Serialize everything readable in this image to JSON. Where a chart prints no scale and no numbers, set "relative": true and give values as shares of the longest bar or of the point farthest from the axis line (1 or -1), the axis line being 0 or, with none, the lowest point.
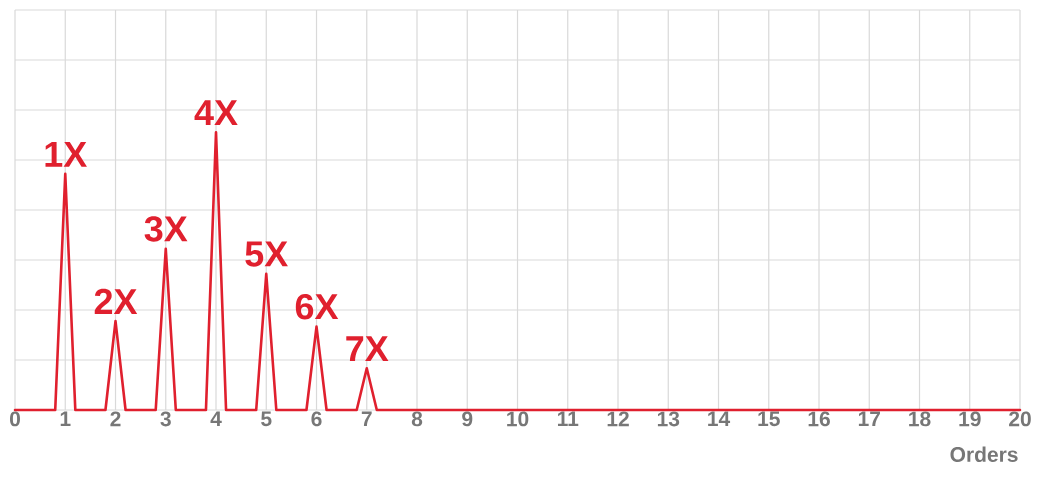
{
  "chart_data": {
    "type": "line",
    "relative": true,
    "xlabel": "Orders",
    "x": [
      0,
      0.8,
      1,
      1.2,
      1.8,
      2,
      2.2,
      2.8,
      3,
      3.2,
      3.8,
      4,
      4.2,
      4.8,
      5,
      5.2,
      5.8,
      6,
      6.2,
      6.8,
      7,
      7.2,
      20
    ],
    "values": [
      0,
      0,
      0.85,
      0,
      0,
      0.32,
      0,
      0,
      0.58,
      0,
      0,
      1,
      0,
      0,
      0.49,
      0,
      0,
      0.3,
      0,
      0,
      0.15,
      0,
      0
    ],
    "color": "#e0202e",
    "xlim": [
      0,
      20
    ],
    "xticks": [
      0,
      1,
      2,
      3,
      4,
      5,
      6,
      7,
      8,
      9,
      10,
      11,
      12,
      13,
      14,
      15,
      16,
      17,
      18,
      19,
      20
    ],
    "grid": true,
    "marker": "none",
    "line_style": "solid",
    "annotations": [
      {
        "text": "1X",
        "x": 1,
        "y": 0.85
      },
      {
        "text": "2X",
        "x": 2,
        "y": 0.32
      },
      {
        "text": "3X",
        "x": 3,
        "y": 0.58
      },
      {
        "text": "4X",
        "x": 4,
        "y": 1
      },
      {
        "text": "5X",
        "x": 5,
        "y": 0.49
      },
      {
        "text": "6X",
        "x": 6,
        "y": 0.3
      },
      {
        "text": "7X",
        "x": 7,
        "y": 0.15
      }
    ]
  }
}
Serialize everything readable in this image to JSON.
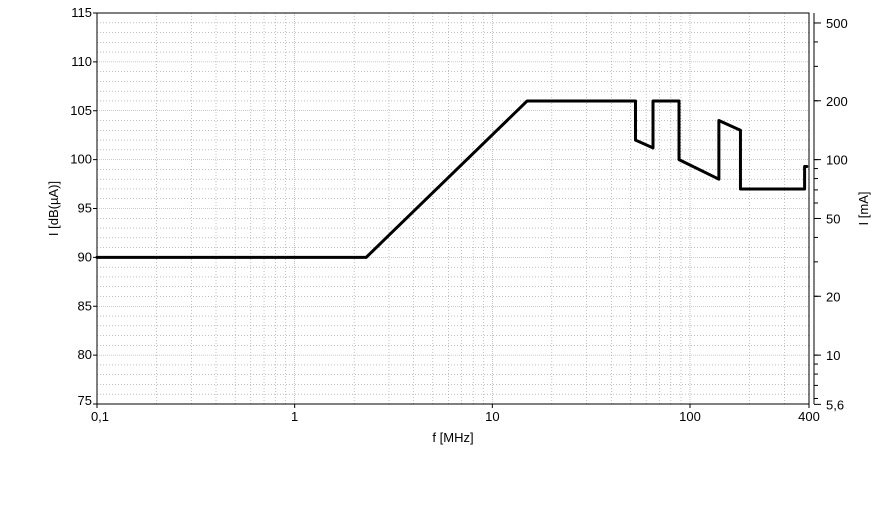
{
  "chart_data": {
    "type": "line",
    "xlabel": "f [MHz]",
    "ylabel": "I [dB(µA)]",
    "y2label": "I [mA]",
    "xscale": "log",
    "xlim": [
      0.1,
      400
    ],
    "ylim": [
      75,
      115
    ],
    "grid": true,
    "x_tick_labels": [
      "0,1",
      "1",
      "10",
      "100",
      "400"
    ],
    "x_tick_values": [
      0.1,
      1,
      10,
      100,
      400
    ],
    "y_tick_labels": [
      "75",
      "80",
      "85",
      "90",
      "95",
      "100",
      "105",
      "110",
      "115"
    ],
    "y_tick_values": [
      75,
      80,
      85,
      90,
      95,
      100,
      105,
      110,
      115
    ],
    "y2_tick_labels": [
      "5,6",
      "10",
      "20",
      "50",
      "100",
      "200",
      "500"
    ],
    "y2_tick_values_mA": [
      5.6,
      10,
      20,
      50,
      100,
      200,
      500
    ],
    "series": [
      {
        "color": "#000000",
        "x": [
          0.1,
          2.3,
          15,
          53,
          53,
          65,
          65,
          88,
          88,
          140,
          140,
          180,
          180,
          380,
          380,
          390
        ],
        "y": [
          90,
          90,
          106,
          106,
          102,
          101.2,
          106,
          106,
          100,
          98,
          104,
          103,
          97,
          97,
          99.3,
          99.3
        ]
      }
    ]
  }
}
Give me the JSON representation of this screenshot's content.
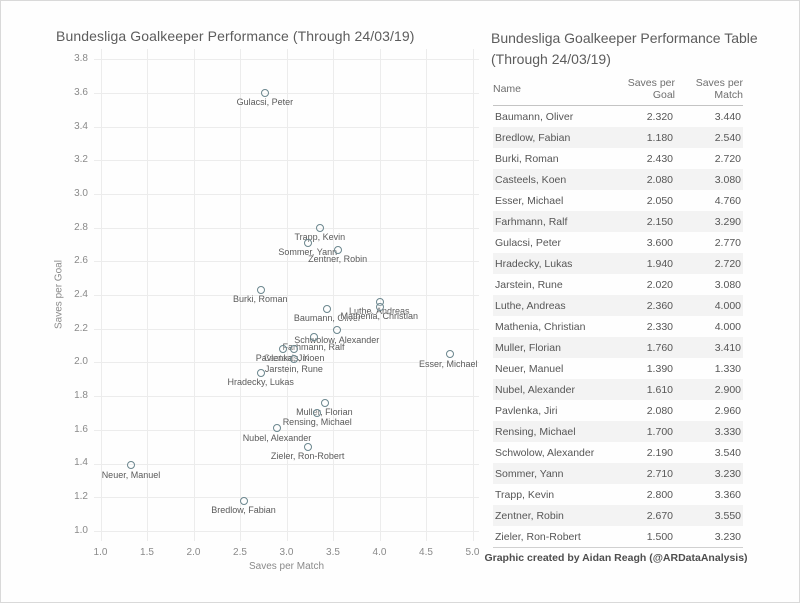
{
  "page": {
    "credit": "Graphic created by Aidan Reagh (@ARDataAnalysis)"
  },
  "chart_data": {
    "type": "scatter",
    "title": "Bundesliga Goalkeeper Performance (Through 24/03/19)",
    "xlabel": "Saves per Match",
    "ylabel": "Saves per Goal",
    "xlim": [
      1.0,
      5.0
    ],
    "ylim": [
      1.0,
      3.8
    ],
    "x_ticks": [
      1.0,
      1.5,
      2.0,
      2.5,
      3.0,
      3.5,
      4.0,
      4.5,
      5.0
    ],
    "y_ticks": [
      1.0,
      1.2,
      1.4,
      1.6,
      1.8,
      2.0,
      2.2,
      2.4,
      2.6,
      2.8,
      3.0,
      3.2,
      3.4,
      3.6,
      3.8
    ],
    "grid": true,
    "legend": "none",
    "marker_color": "#6b868e",
    "points": [
      {
        "label": "Baumann, Oliver",
        "x": 3.44,
        "y": 2.32
      },
      {
        "label": "Bredlow, Fabian",
        "x": 2.54,
        "y": 1.18
      },
      {
        "label": "Burki, Roman",
        "x": 2.72,
        "y": 2.43
      },
      {
        "label": "Casteels, Koen",
        "x": 3.08,
        "y": 2.08
      },
      {
        "label": "Esser, Michael",
        "x": 4.76,
        "y": 2.05
      },
      {
        "label": "Farhmann, Ralf",
        "x": 3.29,
        "y": 2.15
      },
      {
        "label": "Gulacsi, Peter",
        "x": 2.77,
        "y": 3.6
      },
      {
        "label": "Hradecky, Lukas",
        "x": 2.72,
        "y": 1.94
      },
      {
        "label": "Jarstein, Rune",
        "x": 3.08,
        "y": 2.02
      },
      {
        "label": "Luthe, Andreas",
        "x": 4.0,
        "y": 2.36
      },
      {
        "label": "Mathenia, Christian",
        "x": 4.0,
        "y": 2.33
      },
      {
        "label": "Muller, Florian",
        "x": 3.41,
        "y": 1.76
      },
      {
        "label": "Neuer, Manuel",
        "x": 1.33,
        "y": 1.39
      },
      {
        "label": "Nubel, Alexander",
        "x": 2.9,
        "y": 1.61
      },
      {
        "label": "Pavlenka, Jiri",
        "x": 2.96,
        "y": 2.08
      },
      {
        "label": "Rensing, Michael",
        "x": 3.33,
        "y": 1.7
      },
      {
        "label": "Schwolow, Alexander",
        "x": 3.54,
        "y": 2.19
      },
      {
        "label": "Sommer, Yann",
        "x": 3.23,
        "y": 2.71
      },
      {
        "label": "Trapp, Kevin",
        "x": 3.36,
        "y": 2.8
      },
      {
        "label": "Zentner, Robin",
        "x": 3.55,
        "y": 2.67
      },
      {
        "label": "Zieler, Ron-Robert",
        "x": 3.23,
        "y": 1.5
      }
    ]
  },
  "table": {
    "title": "Bundesliga Goalkeeper Performance Table (Through 24/03/19)",
    "columns": [
      "Name",
      "Saves per Goal",
      "Saves per Match"
    ],
    "rows": [
      [
        "Baumann, Oliver",
        "2.320",
        "3.440"
      ],
      [
        "Bredlow, Fabian",
        "1.180",
        "2.540"
      ],
      [
        "Burki, Roman",
        "2.430",
        "2.720"
      ],
      [
        "Casteels, Koen",
        "2.080",
        "3.080"
      ],
      [
        "Esser, Michael",
        "2.050",
        "4.760"
      ],
      [
        "Farhmann, Ralf",
        "2.150",
        "3.290"
      ],
      [
        "Gulacsi, Peter",
        "3.600",
        "2.770"
      ],
      [
        "Hradecky, Lukas",
        "1.940",
        "2.720"
      ],
      [
        "Jarstein, Rune",
        "2.020",
        "3.080"
      ],
      [
        "Luthe, Andreas",
        "2.360",
        "4.000"
      ],
      [
        "Mathenia, Christian",
        "2.330",
        "4.000"
      ],
      [
        "Muller, Florian",
        "1.760",
        "3.410"
      ],
      [
        "Neuer, Manuel",
        "1.390",
        "1.330"
      ],
      [
        "Nubel, Alexander",
        "1.610",
        "2.900"
      ],
      [
        "Pavlenka, Jiri",
        "2.080",
        "2.960"
      ],
      [
        "Rensing, Michael",
        "1.700",
        "3.330"
      ],
      [
        "Schwolow, Alexander",
        "2.190",
        "3.540"
      ],
      [
        "Sommer, Yann",
        "2.710",
        "3.230"
      ],
      [
        "Trapp, Kevin",
        "2.800",
        "3.360"
      ],
      [
        "Zentner, Robin",
        "2.670",
        "3.550"
      ],
      [
        "Zieler, Ron-Robert",
        "1.500",
        "3.230"
      ]
    ]
  }
}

▶ _TASK REQUIREMENTS_:
Transcribe the records above exactly, omitting every picture they contain.

▶ _SOLUTION FOR THIS TASK_:
Serialize everything readable in this image to JSON. Where a chart prints no scale and no numbers, set "relative": true and give values as shares of the longest bar or of the point farthest from the axis line (1 or -1), the axis line being 0 or, with none, the lowest point.
{
  "chart_data": {
    "type": "line",
    "relative": true,
    "xlabel": "Orders",
    "x": [
      0,
      0.8,
      1,
      1.2,
      1.8,
      2,
      2.2,
      2.8,
      3,
      3.2,
      3.8,
      4,
      4.2,
      4.8,
      5,
      5.2,
      5.8,
      6,
      6.2,
      6.8,
      7,
      7.2,
      20
    ],
    "values": [
      0,
      0,
      0.85,
      0,
      0,
      0.32,
      0,
      0,
      0.58,
      0,
      0,
      1,
      0,
      0,
      0.49,
      0,
      0,
      0.3,
      0,
      0,
      0.15,
      0,
      0
    ],
    "color": "#e0202e",
    "xlim": [
      0,
      20
    ],
    "xticks": [
      0,
      1,
      2,
      3,
      4,
      5,
      6,
      7,
      8,
      9,
      10,
      11,
      12,
      13,
      14,
      15,
      16,
      17,
      18,
      19,
      20
    ],
    "grid": true,
    "marker": "none",
    "line_style": "solid",
    "annotations": [
      {
        "text": "1X",
        "x": 1,
        "y": 0.85
      },
      {
        "text": "2X",
        "x": 2,
        "y": 0.32
      },
      {
        "text": "3X",
        "x": 3,
        "y": 0.58
      },
      {
        "text": "4X",
        "x": 4,
        "y": 1
      },
      {
        "text": "5X",
        "x": 5,
        "y": 0.49
      },
      {
        "text": "6X",
        "x": 6,
        "y": 0.3
      },
      {
        "text": "7X",
        "x": 7,
        "y": 0.15
      }
    ]
  }
}
Serialize everything readable in this image to JSON.
{
  "chart_data": {
    "type": "line",
    "xlabel": "f [MHz]",
    "ylabel": "I [dB(µA)]",
    "y2label": "I [mA]",
    "xscale": "log",
    "xlim": [
      0.1,
      400
    ],
    "ylim": [
      75,
      115
    ],
    "grid": true,
    "x_tick_labels": [
      "0,1",
      "1",
      "10",
      "100",
      "400"
    ],
    "x_tick_values": [
      0.1,
      1,
      10,
      100,
      400
    ],
    "y_tick_labels": [
      "75",
      "80",
      "85",
      "90",
      "95",
      "100",
      "105",
      "110",
      "115"
    ],
    "y_tick_values": [
      75,
      80,
      85,
      90,
      95,
      100,
      105,
      110,
      115
    ],
    "y2_tick_labels": [
      "5,6",
      "10",
      "20",
      "50",
      "100",
      "200",
      "500"
    ],
    "y2_tick_values_mA": [
      5.6,
      10,
      20,
      50,
      100,
      200,
      500
    ],
    "series": [
      {
        "color": "#000000",
        "x": [
          0.1,
          2.3,
          15,
          53,
          53,
          65,
          65,
          88,
          88,
          140,
          140,
          180,
          180,
          380,
          380,
          390
        ],
        "y": [
          90,
          90,
          106,
          106,
          102,
          101.2,
          106,
          106,
          100,
          98,
          104,
          103,
          97,
          97,
          99.3,
          99.3
        ]
      }
    ]
  }
}
Give me the JSON representation of this screenshot's content.
{
  "page": {
    "credit": "Graphic created by Aidan Reagh (@ARDataAnalysis)"
  },
  "chart_data": {
    "type": "scatter",
    "title": "Bundesliga Goalkeeper Performance (Through 24/03/19)",
    "xlabel": "Saves per Match",
    "ylabel": "Saves per Goal",
    "xlim": [
      1.0,
      5.0
    ],
    "ylim": [
      1.0,
      3.8
    ],
    "x_ticks": [
      1.0,
      1.5,
      2.0,
      2.5,
      3.0,
      3.5,
      4.0,
      4.5,
      5.0
    ],
    "y_ticks": [
      1.0,
      1.2,
      1.4,
      1.6,
      1.8,
      2.0,
      2.2,
      2.4,
      2.6,
      2.8,
      3.0,
      3.2,
      3.4,
      3.6,
      3.8
    ],
    "grid": true,
    "legend": "none",
    "marker_color": "#6b868e",
    "points": [
      {
        "label": "Baumann, Oliver",
        "x": 3.44,
        "y": 2.32
      },
      {
        "label": "Bredlow, Fabian",
        "x": 2.54,
        "y": 1.18
      },
      {
        "label": "Burki, Roman",
        "x": 2.72,
        "y": 2.43
      },
      {
        "label": "Casteels, Koen",
        "x": 3.08,
        "y": 2.08
      },
      {
        "label": "Esser, Michael",
        "x": 4.76,
        "y": 2.05
      },
      {
        "label": "Farhmann, Ralf",
        "x": 3.29,
        "y": 2.15
      },
      {
        "label": "Gulacsi, Peter",
        "x": 2.77,
        "y": 3.6
      },
      {
        "label": "Hradecky, Lukas",
        "x": 2.72,
        "y": 1.94
      },
      {
        "label": "Jarstein, Rune",
        "x": 3.08,
        "y": 2.02
      },
      {
        "label": "Luthe, Andreas",
        "x": 4.0,
        "y": 2.36
      },
      {
        "label": "Mathenia, Christian",
        "x": 4.0,
        "y": 2.33
      },
      {
        "label": "Muller, Florian",
        "x": 3.41,
        "y": 1.76
      },
      {
        "label": "Neuer, Manuel",
        "x": 1.33,
        "y": 1.39
      },
      {
        "label": "Nubel, Alexander",
        "x": 2.9,
        "y": 1.61
      },
      {
        "label": "Pavlenka, Jiri",
        "x": 2.96,
        "y": 2.08
      },
      {
        "label": "Rensing, Michael",
        "x": 3.33,
        "y": 1.7
      },
      {
        "label": "Schwolow, Alexander",
        "x": 3.54,
        "y": 2.19
      },
      {
        "label": "Sommer, Yann",
        "x": 3.23,
        "y": 2.71
      },
      {
        "label": "Trapp, Kevin",
        "x": 3.36,
        "y": 2.8
      },
      {
        "label": "Zentner, Robin",
        "x": 3.55,
        "y": 2.67
      },
      {
        "label": "Zieler, Ron-Robert",
        "x": 3.23,
        "y": 1.5
      }
    ]
  },
  "table": {
    "title": "Bundesliga Goalkeeper Performance Table (Through 24/03/19)",
    "columns": [
      "Name",
      "Saves per Goal",
      "Saves per Match"
    ],
    "rows": [
      [
        "Baumann, Oliver",
        "2.320",
        "3.440"
      ],
      [
        "Bredlow, Fabian",
        "1.180",
        "2.540"
      ],
      [
        "Burki, Roman",
        "2.430",
        "2.720"
      ],
      [
        "Casteels, Koen",
        "2.080",
        "3.080"
      ],
      [
        "Esser, Michael",
        "2.050",
        "4.760"
      ],
      [
        "Farhmann, Ralf",
        "2.150",
        "3.290"
      ],
      [
        "Gulacsi, Peter",
        "3.600",
        "2.770"
      ],
      [
        "Hradecky, Lukas",
        "1.940",
        "2.720"
      ],
      [
        "Jarstein, Rune",
        "2.020",
        "3.080"
      ],
      [
        "Luthe, Andreas",
        "2.360",
        "4.000"
      ],
      [
        "Mathenia, Christian",
        "2.330",
        "4.000"
      ],
      [
        "Muller, Florian",
        "1.760",
        "3.410"
      ],
      [
        "Neuer, Manuel",
        "1.390",
        "1.330"
      ],
      [
        "Nubel, Alexander",
        "1.610",
        "2.900"
      ],
      [
        "Pavlenka, Jiri",
        "2.080",
        "2.960"
      ],
      [
        "Rensing, Michael",
        "1.700",
        "3.330"
      ],
      [
        "Schwolow, Alexander",
        "2.190",
        "3.540"
      ],
      [
        "Sommer, Yann",
        "2.710",
        "3.230"
      ],
      [
        "Trapp, Kevin",
        "2.800",
        "3.360"
      ],
      [
        "Zentner, Robin",
        "2.670",
        "3.550"
      ],
      [
        "Zieler, Ron-Robert",
        "1.500",
        "3.230"
      ]
    ]
  }
}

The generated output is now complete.